## TASK
Return nothing but the lines from the line with "Reverse-engineer this chart into JSON." through the last line of the entries that follow, copied exactly and free of pictures.

====== MATERIAL FOR THE TASK ======

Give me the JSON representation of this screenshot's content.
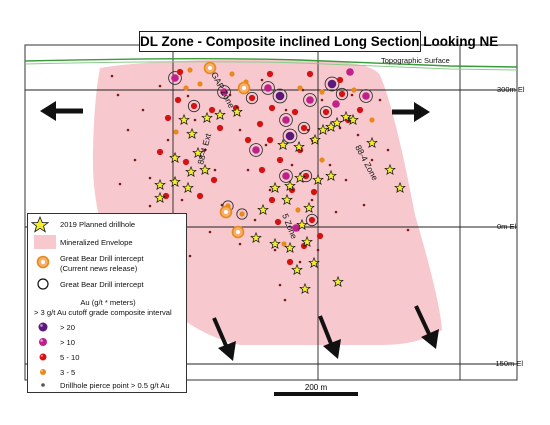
{
  "title": "DL Zone - Composite inclined Long Section Looking NE",
  "topo_label": "Topographic Surface",
  "elevations": [
    "300m El",
    "0m El",
    "-150m El"
  ],
  "zones": [
    "GAP Zone",
    "88-4 Zone",
    "88-4 Ext",
    "5 Zone"
  ],
  "scale_label": "200 m",
  "legend": {
    "planned": "2019 Planned drillhole",
    "envelope": "Mineralized Envelope",
    "gb_current_1": "Great Bear Drill intercept",
    "gb_current_2": "(Current news release)",
    "gb_intercept": "Great Bear Drill intercept",
    "au_head_1": "Au (g/t  * meters)",
    "au_head_2": "> 3 g/t Au cutoff grade composite interval",
    "classes": [
      "> 20",
      "> 10",
      "5 - 10",
      "3 - 5"
    ],
    "pierce": "Drillhole pierce point > 0.5 g/t Au"
  },
  "colors": {
    "envelope": "#f8c8cf",
    "topo": "#3a9b3a",
    "star": "#f2ee2a",
    "gt20": "#5b1a7a",
    "gt10": "#c0208a",
    "g5_10": "#d41212",
    "g3_5": "#e8891a",
    "pierce": "#7a1a1a"
  }
}
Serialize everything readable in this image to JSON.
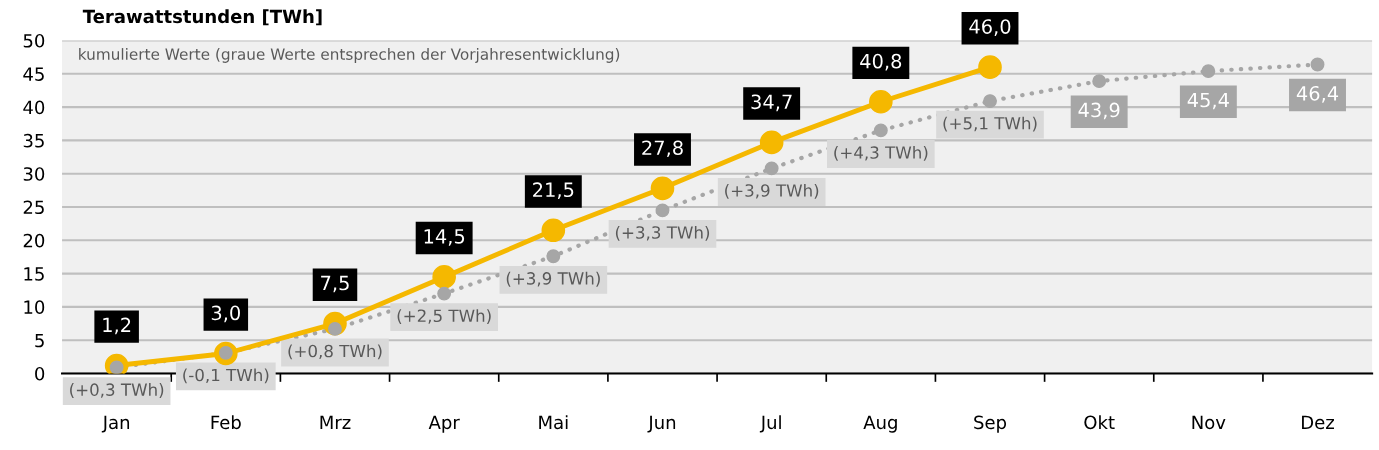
{
  "chart_data": {
    "type": "line",
    "ylabel": "Terawattstunden [TWh]",
    "subtitle": "kumulierte Werte (graue Werte entsprechen der Vorjahresentwicklung)",
    "categories": [
      "Jan",
      "Feb",
      "Mrz",
      "Apr",
      "Mai",
      "Jun",
      "Jul",
      "Aug",
      "Sep",
      "Okt",
      "Nov",
      "Dez"
    ],
    "series": [
      {
        "color": "#a6a6a6",
        "line_style": "dotted",
        "marker": "circle",
        "values": [
          0.9,
          3.1,
          6.7,
          12.0,
          17.6,
          24.5,
          30.8,
          36.5,
          40.9,
          43.9,
          45.4,
          46.4
        ],
        "value_labels": [
          null,
          null,
          null,
          null,
          null,
          null,
          null,
          null,
          null,
          "43,9",
          "45,4",
          "46,4"
        ]
      },
      {
        "color": "#f5b800",
        "line_style": "solid",
        "marker": "circle",
        "values": [
          1.2,
          3.0,
          7.5,
          14.5,
          21.5,
          27.8,
          34.7,
          40.8,
          46.0,
          null,
          null,
          null
        ],
        "value_labels": [
          "1,2",
          "3,0",
          "7,5",
          "14,5",
          "21,5",
          "27,8",
          "34,7",
          "40,8",
          "46,0",
          null,
          null,
          null
        ]
      }
    ],
    "annotations": [
      {
        "text": "(+0,3 TWh)",
        "x": "Jan",
        "y": 0.9
      },
      {
        "text": "(-0,1 TWh)",
        "x": "Feb",
        "y": 3.1
      },
      {
        "text": "(+0,8 TWh)",
        "x": "Mrz",
        "y": 6.7
      },
      {
        "text": "(+2,5 TWh)",
        "x": "Apr",
        "y": 12.0
      },
      {
        "text": "(+3,9 TWh)",
        "x": "Mai",
        "y": 17.6
      },
      {
        "text": "(+3,3 TWh)",
        "x": "Jun",
        "y": 24.5
      },
      {
        "text": "(+3,9 TWh)",
        "x": "Jul",
        "y": 30.8
      },
      {
        "text": "(+4,3 TWh)",
        "x": "Aug",
        "y": 36.5
      },
      {
        "text": "(+5,1 TWh)",
        "x": "Sep",
        "y": 40.9
      }
    ],
    "ylim": [
      0,
      50
    ],
    "yticks": [
      0,
      5,
      10,
      15,
      20,
      25,
      30,
      35,
      40,
      45,
      50
    ],
    "grid": "y",
    "legend": false
  }
}
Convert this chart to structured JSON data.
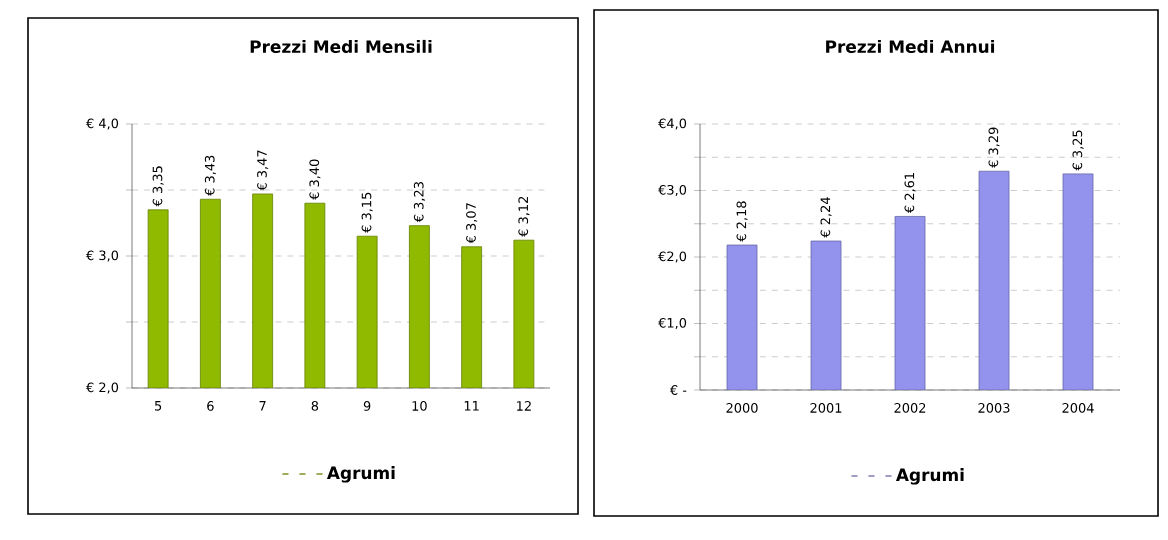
{
  "chart_data": [
    {
      "type": "bar",
      "title": "Prezzi Medi Mensili",
      "categories": [
        "5",
        "6",
        "7",
        "8",
        "9",
        "10",
        "11",
        "12"
      ],
      "series": [
        {
          "name": "Agrumi",
          "color": "#8fba00",
          "values": [
            3.35,
            3.43,
            3.47,
            3.4,
            3.15,
            3.23,
            3.07,
            3.12
          ],
          "value_labels": [
            "€ 3,35",
            "€ 3,43",
            "€ 3,47",
            "€ 3,40",
            "€ 3,15",
            "€ 3,23",
            "€ 3,07",
            "€ 3,12"
          ]
        }
      ],
      "ylim": [
        2,
        4
      ],
      "yticks": [
        {
          "value": 2,
          "label": "€ 2,0"
        },
        {
          "value": 2.5,
          "label": null
        },
        {
          "value": 3,
          "label": "€ 3,0"
        },
        {
          "value": 3.5,
          "label": null
        },
        {
          "value": 4,
          "label": "€ 4,0"
        }
      ],
      "grid": "y",
      "legend": "bottom"
    },
    {
      "type": "bar",
      "title": "Prezzi Medi Annui",
      "categories": [
        "2000",
        "2001",
        "2002",
        "2003",
        "2004"
      ],
      "series": [
        {
          "name": "Agrumi",
          "color": "#9393ee",
          "values": [
            2.18,
            2.24,
            2.61,
            3.29,
            3.25
          ],
          "value_labels": [
            "€ 2,18",
            "€ 2,24",
            "€ 2,61",
            "€ 3,29",
            "€ 3,25"
          ]
        }
      ],
      "ylim": [
        0,
        4
      ],
      "yticks": [
        {
          "value": 0,
          "label": "€ -"
        },
        {
          "value": 0.5,
          "label": null
        },
        {
          "value": 1,
          "label": "€1,0"
        },
        {
          "value": 1.5,
          "label": null
        },
        {
          "value": 2,
          "label": "€2,0"
        },
        {
          "value": 2.5,
          "label": null
        },
        {
          "value": 3,
          "label": "€3,0"
        },
        {
          "value": 3.5,
          "label": null
        },
        {
          "value": 4,
          "label": "€4,0"
        }
      ],
      "grid": "y",
      "legend": "bottom"
    }
  ]
}
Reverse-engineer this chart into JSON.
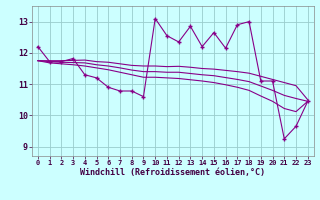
{
  "x": [
    0,
    1,
    2,
    3,
    4,
    5,
    6,
    7,
    8,
    9,
    10,
    11,
    12,
    13,
    14,
    15,
    16,
    17,
    18,
    19,
    20,
    21,
    22,
    23
  ],
  "y_main": [
    12.2,
    11.72,
    11.72,
    11.82,
    11.3,
    11.2,
    10.9,
    10.78,
    10.78,
    10.6,
    13.1,
    12.55,
    12.35,
    12.85,
    12.2,
    12.65,
    12.15,
    12.9,
    13.0,
    11.1,
    11.1,
    9.25,
    9.65,
    10.45
  ],
  "y_upper": [
    11.75,
    11.75,
    11.75,
    11.76,
    11.77,
    11.72,
    11.7,
    11.65,
    11.6,
    11.58,
    11.58,
    11.56,
    11.57,
    11.54,
    11.5,
    11.48,
    11.44,
    11.4,
    11.35,
    11.25,
    11.15,
    11.05,
    10.95,
    10.5
  ],
  "y_lower": [
    11.75,
    11.68,
    11.65,
    11.62,
    11.58,
    11.52,
    11.46,
    11.38,
    11.3,
    11.22,
    11.22,
    11.2,
    11.18,
    11.14,
    11.1,
    11.05,
    10.98,
    10.9,
    10.8,
    10.62,
    10.45,
    10.22,
    10.12,
    10.45
  ],
  "y_mid": [
    11.75,
    11.72,
    11.7,
    11.69,
    11.68,
    11.62,
    11.58,
    11.52,
    11.45,
    11.4,
    11.4,
    11.38,
    11.38,
    11.34,
    11.3,
    11.27,
    11.21,
    11.15,
    11.08,
    10.94,
    10.8,
    10.64,
    10.54,
    10.45
  ],
  "line_color": "#880088",
  "marker": "+",
  "bg_color": "#ccffff",
  "grid_color": "#99cccc",
  "xlabel": "Windchill (Refroidissement éolien,°C)",
  "yticks": [
    9,
    10,
    11,
    12,
    13
  ],
  "xlim": [
    -0.5,
    23.5
  ],
  "ylim": [
    8.7,
    13.5
  ],
  "xtick_labels": [
    "0",
    "1",
    "2",
    "3",
    "4",
    "5",
    "6",
    "7",
    "8",
    "9",
    "10",
    "11",
    "12",
    "13",
    "14",
    "15",
    "16",
    "17",
    "18",
    "19",
    "20",
    "21",
    "22",
    "23"
  ]
}
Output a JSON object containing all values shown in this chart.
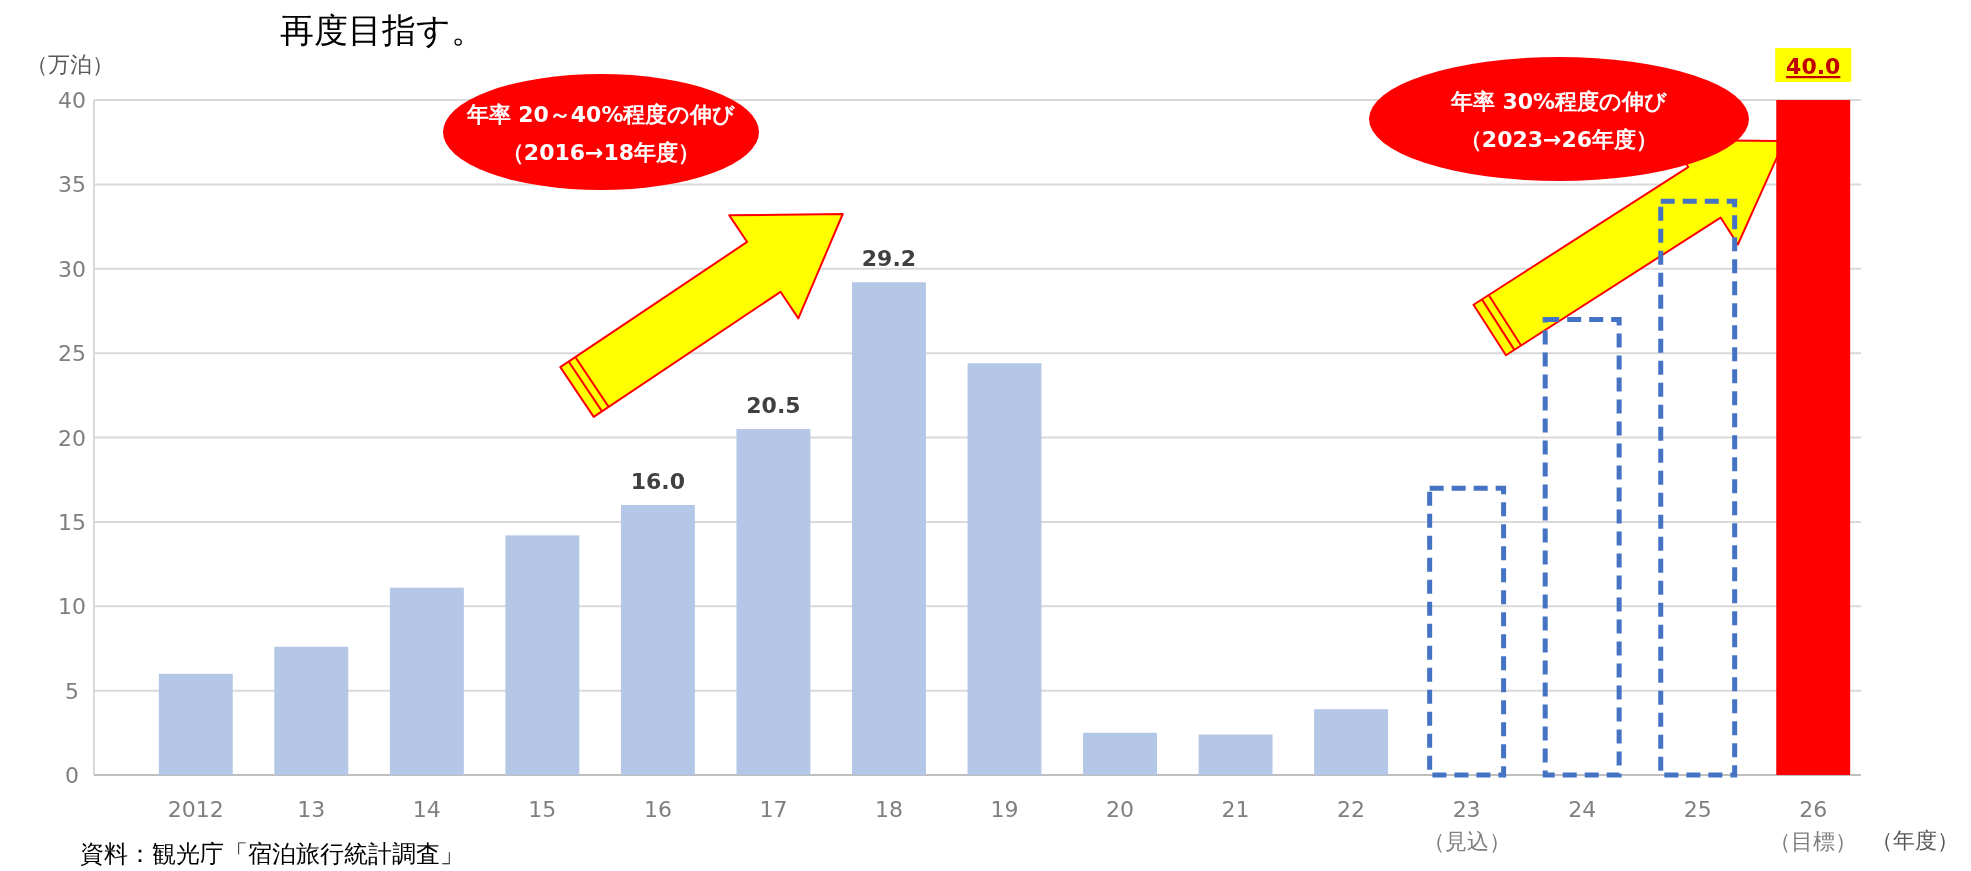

======

## OUTPUT BELOW
Reverse-engineer this chart into JSON.
{
  "x": [
    0,
    1,
    2,
    3,
    4,
    5,
    6,
    7,
    8,
    9,
    10,
    11,
    12,
    13,
    14,
    15,
    16,
    17,
    18,
    19,
    20,
    21,
    22,
    23
  ],
  "y_main": [
    12.2,
    11.72,
    11.72,
    11.82,
    11.3,
    11.2,
    10.9,
    10.78,
    10.78,
    10.6,
    13.1,
    12.55,
    12.35,
    12.85,
    12.2,
    12.65,
    12.15,
    12.9,
    13.0,
    11.1,
    11.1,
    9.25,
    9.65,
    10.45
  ],
  "y_upper": [
    11.75,
    11.75,
    11.75,
    11.76,
    11.77,
    11.72,
    11.7,
    11.65,
    11.6,
    11.58,
    11.58,
    11.56,
    11.57,
    11.54,
    11.5,
    11.48,
    11.44,
    11.4,
    11.35,
    11.25,
    11.15,
    11.05,
    10.95,
    10.5
  ],
  "y_lower": [
    11.75,
    11.68,
    11.65,
    11.62,
    11.58,
    11.52,
    11.46,
    11.38,
    11.3,
    11.22,
    11.22,
    11.2,
    11.18,
    11.14,
    11.1,
    11.05,
    10.98,
    10.9,
    10.8,
    10.62,
    10.45,
    10.22,
    10.12,
    10.45
  ],
  "y_mid": [
    11.75,
    11.72,
    11.7,
    11.69,
    11.68,
    11.62,
    11.58,
    11.52,
    11.45,
    11.4,
    11.4,
    11.38,
    11.38,
    11.34,
    11.3,
    11.27,
    11.21,
    11.15,
    11.08,
    10.94,
    10.8,
    10.64,
    10.54,
    10.45
  ],
  "line_color": "#880088",
  "marker": "+",
  "bg_color": "#ccffff",
  "grid_color": "#99cccc",
  "xlabel": "Windchill (Refroidissement éolien,°C)",
  "yticks": [
    9,
    10,
    11,
    12,
    13
  ],
  "xlim": [
    -0.5,
    23.5
  ],
  "ylim": [
    8.7,
    13.5
  ],
  "xtick_labels": [
    "0",
    "1",
    "2",
    "3",
    "4",
    "5",
    "6",
    "7",
    "8",
    "9",
    "10",
    "11",
    "12",
    "13",
    "14",
    "15",
    "16",
    "17",
    "18",
    "19",
    "20",
    "21",
    "22",
    "23"
  ]
}
Output a JSON object containing all values shown in this chart.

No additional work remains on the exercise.